(Collected data)
▼
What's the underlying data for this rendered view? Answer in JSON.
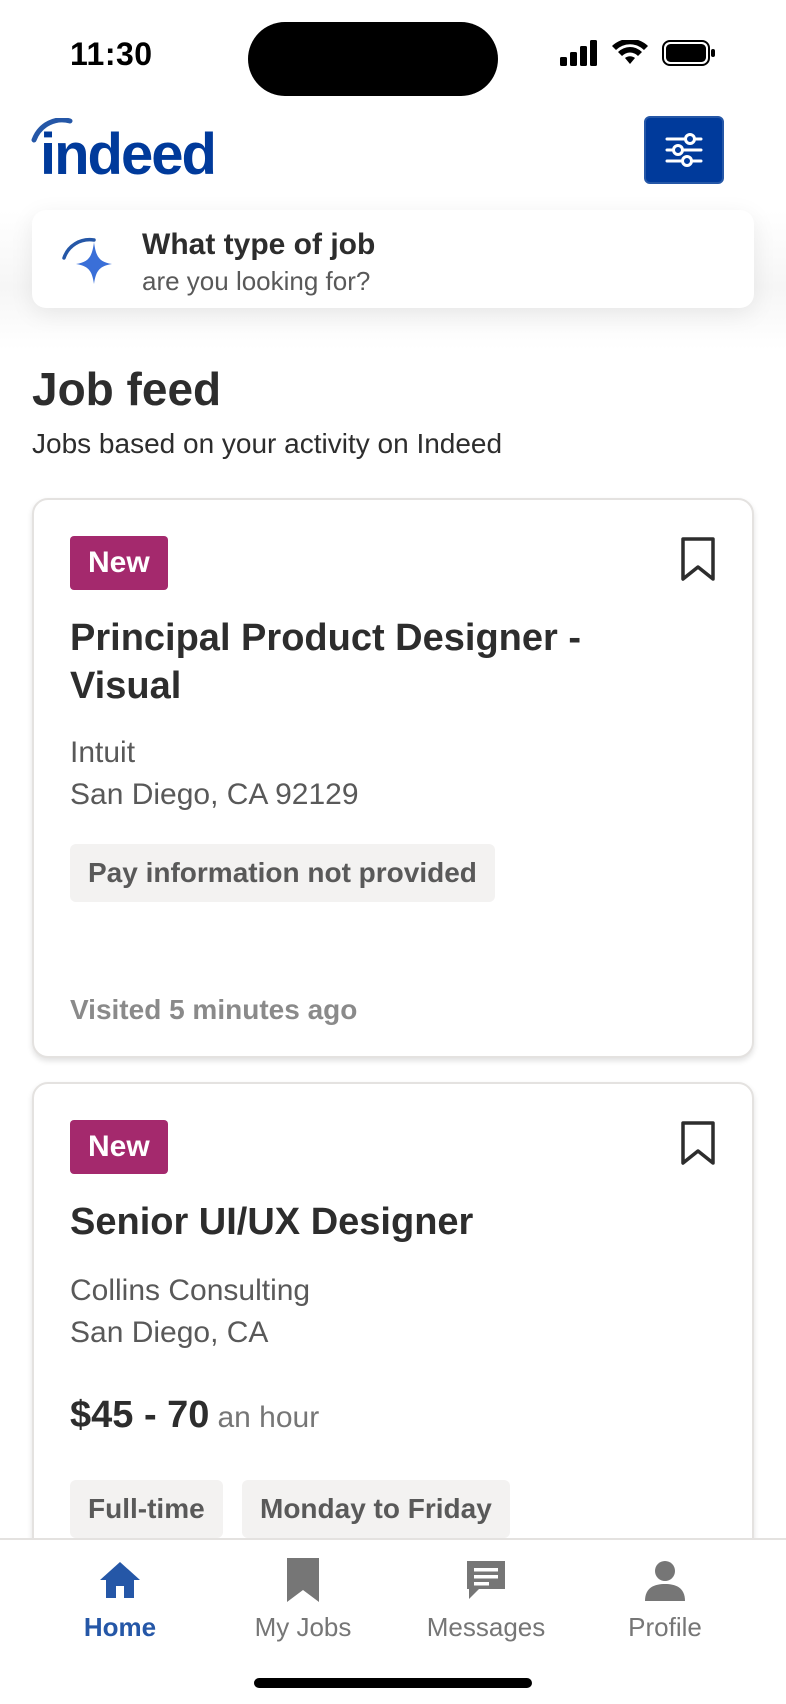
{
  "status_bar": {
    "time": "11:30"
  },
  "header": {
    "logo_text": "indeed",
    "filter_icon": "sliders-icon"
  },
  "search": {
    "title": "What type of job",
    "subtitle": "are you looking for?",
    "icon": "sparkle-icon"
  },
  "feed": {
    "title": "Job feed",
    "subtitle": "Jobs based on your activity on Indeed"
  },
  "jobs": [
    {
      "badge": "New",
      "title": "Principal Product Designer - Visual",
      "company": "Intuit",
      "location": "San Diego, CA 92129",
      "chips": [
        "Pay information not provided"
      ],
      "visited": "Visited 5 minutes ago"
    },
    {
      "badge": "New",
      "title": "Senior UI/UX Designer",
      "company": "Collins Consulting",
      "location": "San Diego, CA",
      "pay": "$45 - 70",
      "pay_unit": "an hour",
      "chips": [
        "Full-time",
        "Monday to Friday"
      ]
    }
  ],
  "nav": [
    {
      "label": "Home",
      "icon": "home-icon",
      "active": true
    },
    {
      "label": "My Jobs",
      "icon": "bookmark-icon",
      "active": false
    },
    {
      "label": "Messages",
      "icon": "message-icon",
      "active": false
    },
    {
      "label": "Profile",
      "icon": "profile-icon",
      "active": false
    }
  ],
  "colors": {
    "brand_blue": "#2557a7",
    "filter_button": "#003a9b",
    "new_badge": "#a4296d",
    "chip_bg": "#f3f2f1"
  }
}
▲
• [Challenge]
Quote the data above in full and without alteration; skip the pictures.

• [The response]
What's the underlying data for this rendered view? Answer in JSON.
{
  "status_bar": {
    "time": "11:30"
  },
  "header": {
    "logo_text": "indeed",
    "filter_icon": "sliders-icon"
  },
  "search": {
    "title": "What type of job",
    "subtitle": "are you looking for?",
    "icon": "sparkle-icon"
  },
  "feed": {
    "title": "Job feed",
    "subtitle": "Jobs based on your activity on Indeed"
  },
  "jobs": [
    {
      "badge": "New",
      "title": "Principal Product Designer - Visual",
      "company": "Intuit",
      "location": "San Diego, CA 92129",
      "chips": [
        "Pay information not provided"
      ],
      "visited": "Visited 5 minutes ago"
    },
    {
      "badge": "New",
      "title": "Senior UI/UX Designer",
      "company": "Collins Consulting",
      "location": "San Diego, CA",
      "pay": "$45 - 70",
      "pay_unit": "an hour",
      "chips": [
        "Full-time",
        "Monday to Friday"
      ]
    }
  ],
  "nav": [
    {
      "label": "Home",
      "icon": "home-icon",
      "active": true
    },
    {
      "label": "My Jobs",
      "icon": "bookmark-icon",
      "active": false
    },
    {
      "label": "Messages",
      "icon": "message-icon",
      "active": false
    },
    {
      "label": "Profile",
      "icon": "profile-icon",
      "active": false
    }
  ],
  "colors": {
    "brand_blue": "#2557a7",
    "filter_button": "#003a9b",
    "new_badge": "#a4296d",
    "chip_bg": "#f3f2f1"
  }
}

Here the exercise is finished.